### DATA FOR THIS TASK
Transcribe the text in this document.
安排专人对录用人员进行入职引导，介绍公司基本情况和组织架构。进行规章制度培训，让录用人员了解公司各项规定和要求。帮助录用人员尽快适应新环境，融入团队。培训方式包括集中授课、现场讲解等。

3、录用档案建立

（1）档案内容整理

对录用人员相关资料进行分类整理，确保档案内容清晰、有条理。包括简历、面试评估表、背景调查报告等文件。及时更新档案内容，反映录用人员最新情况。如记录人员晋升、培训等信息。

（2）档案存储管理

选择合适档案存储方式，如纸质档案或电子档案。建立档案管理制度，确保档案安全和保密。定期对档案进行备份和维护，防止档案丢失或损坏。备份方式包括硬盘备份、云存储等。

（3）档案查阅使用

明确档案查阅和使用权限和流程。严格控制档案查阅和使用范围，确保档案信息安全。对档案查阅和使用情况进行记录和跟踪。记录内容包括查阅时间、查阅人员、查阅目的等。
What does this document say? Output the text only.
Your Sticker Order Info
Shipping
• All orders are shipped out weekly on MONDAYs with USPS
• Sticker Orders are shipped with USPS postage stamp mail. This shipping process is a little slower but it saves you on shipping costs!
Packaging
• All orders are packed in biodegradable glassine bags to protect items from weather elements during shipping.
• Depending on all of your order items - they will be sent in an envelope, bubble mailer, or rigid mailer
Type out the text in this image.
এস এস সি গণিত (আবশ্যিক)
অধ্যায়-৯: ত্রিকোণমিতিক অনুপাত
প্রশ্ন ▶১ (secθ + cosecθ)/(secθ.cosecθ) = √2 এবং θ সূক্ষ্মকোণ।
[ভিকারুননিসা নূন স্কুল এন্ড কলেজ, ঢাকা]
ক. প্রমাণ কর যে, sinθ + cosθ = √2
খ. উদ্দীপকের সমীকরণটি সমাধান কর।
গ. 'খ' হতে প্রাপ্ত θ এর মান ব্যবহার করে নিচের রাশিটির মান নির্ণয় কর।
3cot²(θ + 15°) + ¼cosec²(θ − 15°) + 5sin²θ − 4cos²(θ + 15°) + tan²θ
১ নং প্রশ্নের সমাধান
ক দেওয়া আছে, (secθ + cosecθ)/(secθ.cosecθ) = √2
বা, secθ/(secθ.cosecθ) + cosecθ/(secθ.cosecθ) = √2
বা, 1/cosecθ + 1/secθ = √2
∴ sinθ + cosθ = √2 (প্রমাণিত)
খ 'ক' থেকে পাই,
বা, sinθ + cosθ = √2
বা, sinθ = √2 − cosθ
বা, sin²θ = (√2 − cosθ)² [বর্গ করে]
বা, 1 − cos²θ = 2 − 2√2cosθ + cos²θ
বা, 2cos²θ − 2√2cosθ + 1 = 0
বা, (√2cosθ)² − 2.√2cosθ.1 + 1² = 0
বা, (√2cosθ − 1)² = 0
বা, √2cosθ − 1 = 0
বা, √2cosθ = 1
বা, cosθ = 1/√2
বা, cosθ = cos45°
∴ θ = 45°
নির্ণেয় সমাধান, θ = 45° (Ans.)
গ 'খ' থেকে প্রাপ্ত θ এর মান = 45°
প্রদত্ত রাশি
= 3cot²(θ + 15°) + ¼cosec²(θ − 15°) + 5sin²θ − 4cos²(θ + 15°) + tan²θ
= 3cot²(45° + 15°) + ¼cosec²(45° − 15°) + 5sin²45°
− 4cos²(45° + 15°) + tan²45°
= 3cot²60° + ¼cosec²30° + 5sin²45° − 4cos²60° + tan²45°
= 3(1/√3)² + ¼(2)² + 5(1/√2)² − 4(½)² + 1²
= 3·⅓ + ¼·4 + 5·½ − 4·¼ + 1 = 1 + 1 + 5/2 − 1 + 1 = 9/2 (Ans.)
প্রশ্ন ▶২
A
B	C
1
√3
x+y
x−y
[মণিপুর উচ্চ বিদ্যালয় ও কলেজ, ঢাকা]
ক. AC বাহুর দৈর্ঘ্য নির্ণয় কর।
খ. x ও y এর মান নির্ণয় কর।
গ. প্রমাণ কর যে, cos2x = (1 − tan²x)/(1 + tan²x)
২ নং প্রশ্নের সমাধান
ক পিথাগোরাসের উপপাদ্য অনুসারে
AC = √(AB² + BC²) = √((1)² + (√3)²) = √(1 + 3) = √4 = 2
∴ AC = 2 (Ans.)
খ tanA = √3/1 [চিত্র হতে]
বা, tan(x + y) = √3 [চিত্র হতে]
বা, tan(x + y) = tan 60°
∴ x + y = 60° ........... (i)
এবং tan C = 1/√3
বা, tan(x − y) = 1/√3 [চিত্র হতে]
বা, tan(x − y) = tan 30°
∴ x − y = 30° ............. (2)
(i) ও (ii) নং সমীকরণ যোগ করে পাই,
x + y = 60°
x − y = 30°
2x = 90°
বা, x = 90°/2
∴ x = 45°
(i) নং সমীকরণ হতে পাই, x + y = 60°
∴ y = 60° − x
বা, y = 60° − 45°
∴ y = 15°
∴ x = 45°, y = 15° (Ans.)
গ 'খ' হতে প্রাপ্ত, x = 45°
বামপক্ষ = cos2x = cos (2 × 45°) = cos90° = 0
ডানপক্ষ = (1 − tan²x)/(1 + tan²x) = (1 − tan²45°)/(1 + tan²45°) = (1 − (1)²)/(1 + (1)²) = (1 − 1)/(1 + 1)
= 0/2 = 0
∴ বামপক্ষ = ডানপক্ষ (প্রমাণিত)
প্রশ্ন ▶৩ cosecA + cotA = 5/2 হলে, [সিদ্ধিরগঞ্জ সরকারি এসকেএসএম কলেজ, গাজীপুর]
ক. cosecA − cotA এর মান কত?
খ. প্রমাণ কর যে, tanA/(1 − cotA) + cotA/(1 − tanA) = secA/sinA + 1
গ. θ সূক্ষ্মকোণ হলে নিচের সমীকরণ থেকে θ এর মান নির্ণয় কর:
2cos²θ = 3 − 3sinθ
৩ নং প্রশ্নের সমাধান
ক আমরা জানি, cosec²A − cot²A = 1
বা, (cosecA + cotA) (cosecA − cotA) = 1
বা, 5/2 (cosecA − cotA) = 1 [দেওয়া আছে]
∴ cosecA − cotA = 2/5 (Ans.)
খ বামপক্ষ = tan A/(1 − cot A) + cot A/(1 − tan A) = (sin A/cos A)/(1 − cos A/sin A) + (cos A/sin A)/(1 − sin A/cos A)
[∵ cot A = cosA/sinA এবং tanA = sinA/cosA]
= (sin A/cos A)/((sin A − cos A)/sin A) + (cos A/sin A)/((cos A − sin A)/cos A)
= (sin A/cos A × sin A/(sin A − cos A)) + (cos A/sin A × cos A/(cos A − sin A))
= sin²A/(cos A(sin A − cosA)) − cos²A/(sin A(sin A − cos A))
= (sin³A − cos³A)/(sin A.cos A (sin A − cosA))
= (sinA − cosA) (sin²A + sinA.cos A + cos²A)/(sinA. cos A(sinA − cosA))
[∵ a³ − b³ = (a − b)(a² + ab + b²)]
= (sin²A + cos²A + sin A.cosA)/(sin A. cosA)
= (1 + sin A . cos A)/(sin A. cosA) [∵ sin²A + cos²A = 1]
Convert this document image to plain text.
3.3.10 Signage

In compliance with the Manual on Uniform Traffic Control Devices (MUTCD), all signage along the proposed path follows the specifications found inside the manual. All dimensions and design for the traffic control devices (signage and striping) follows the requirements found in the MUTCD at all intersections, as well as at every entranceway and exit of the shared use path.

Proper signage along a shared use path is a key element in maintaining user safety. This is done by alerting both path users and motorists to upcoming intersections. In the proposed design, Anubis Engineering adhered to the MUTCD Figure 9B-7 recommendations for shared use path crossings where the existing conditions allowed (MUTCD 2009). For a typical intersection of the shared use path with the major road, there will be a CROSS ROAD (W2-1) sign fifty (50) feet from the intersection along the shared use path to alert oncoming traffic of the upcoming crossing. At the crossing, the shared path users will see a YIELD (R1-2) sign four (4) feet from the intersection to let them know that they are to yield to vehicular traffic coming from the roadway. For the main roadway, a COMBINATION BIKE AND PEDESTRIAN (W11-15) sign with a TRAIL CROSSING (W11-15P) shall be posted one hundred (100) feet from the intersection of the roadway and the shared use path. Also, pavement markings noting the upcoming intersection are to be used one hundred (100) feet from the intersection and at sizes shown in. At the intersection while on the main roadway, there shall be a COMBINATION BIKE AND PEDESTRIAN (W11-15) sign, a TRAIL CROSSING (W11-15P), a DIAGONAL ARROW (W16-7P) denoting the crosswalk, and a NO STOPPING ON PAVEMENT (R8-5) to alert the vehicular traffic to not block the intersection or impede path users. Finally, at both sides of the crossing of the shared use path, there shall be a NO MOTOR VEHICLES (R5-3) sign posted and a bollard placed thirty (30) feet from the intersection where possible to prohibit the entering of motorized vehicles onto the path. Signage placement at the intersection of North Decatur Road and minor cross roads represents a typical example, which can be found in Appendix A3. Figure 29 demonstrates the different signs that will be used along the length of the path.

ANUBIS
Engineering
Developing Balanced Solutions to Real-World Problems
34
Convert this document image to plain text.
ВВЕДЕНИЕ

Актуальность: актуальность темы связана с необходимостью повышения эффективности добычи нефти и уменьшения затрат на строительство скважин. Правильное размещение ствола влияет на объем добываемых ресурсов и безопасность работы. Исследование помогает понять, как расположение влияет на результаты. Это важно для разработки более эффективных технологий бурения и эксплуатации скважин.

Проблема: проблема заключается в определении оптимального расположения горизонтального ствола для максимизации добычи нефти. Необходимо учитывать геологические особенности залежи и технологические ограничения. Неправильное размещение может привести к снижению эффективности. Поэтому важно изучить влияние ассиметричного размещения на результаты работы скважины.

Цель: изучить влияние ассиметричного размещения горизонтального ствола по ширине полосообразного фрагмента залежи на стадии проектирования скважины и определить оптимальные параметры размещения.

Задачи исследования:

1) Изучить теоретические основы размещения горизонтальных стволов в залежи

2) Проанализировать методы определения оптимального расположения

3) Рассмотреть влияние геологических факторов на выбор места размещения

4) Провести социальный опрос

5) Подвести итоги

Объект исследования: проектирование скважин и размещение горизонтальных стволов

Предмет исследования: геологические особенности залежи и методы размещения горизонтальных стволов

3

### EXERCISE DESCRIPTION
Count every line in the data where the string "геологические" occurs. Give nothing except the number.

### OUTPUT OF THE EXERCISE
2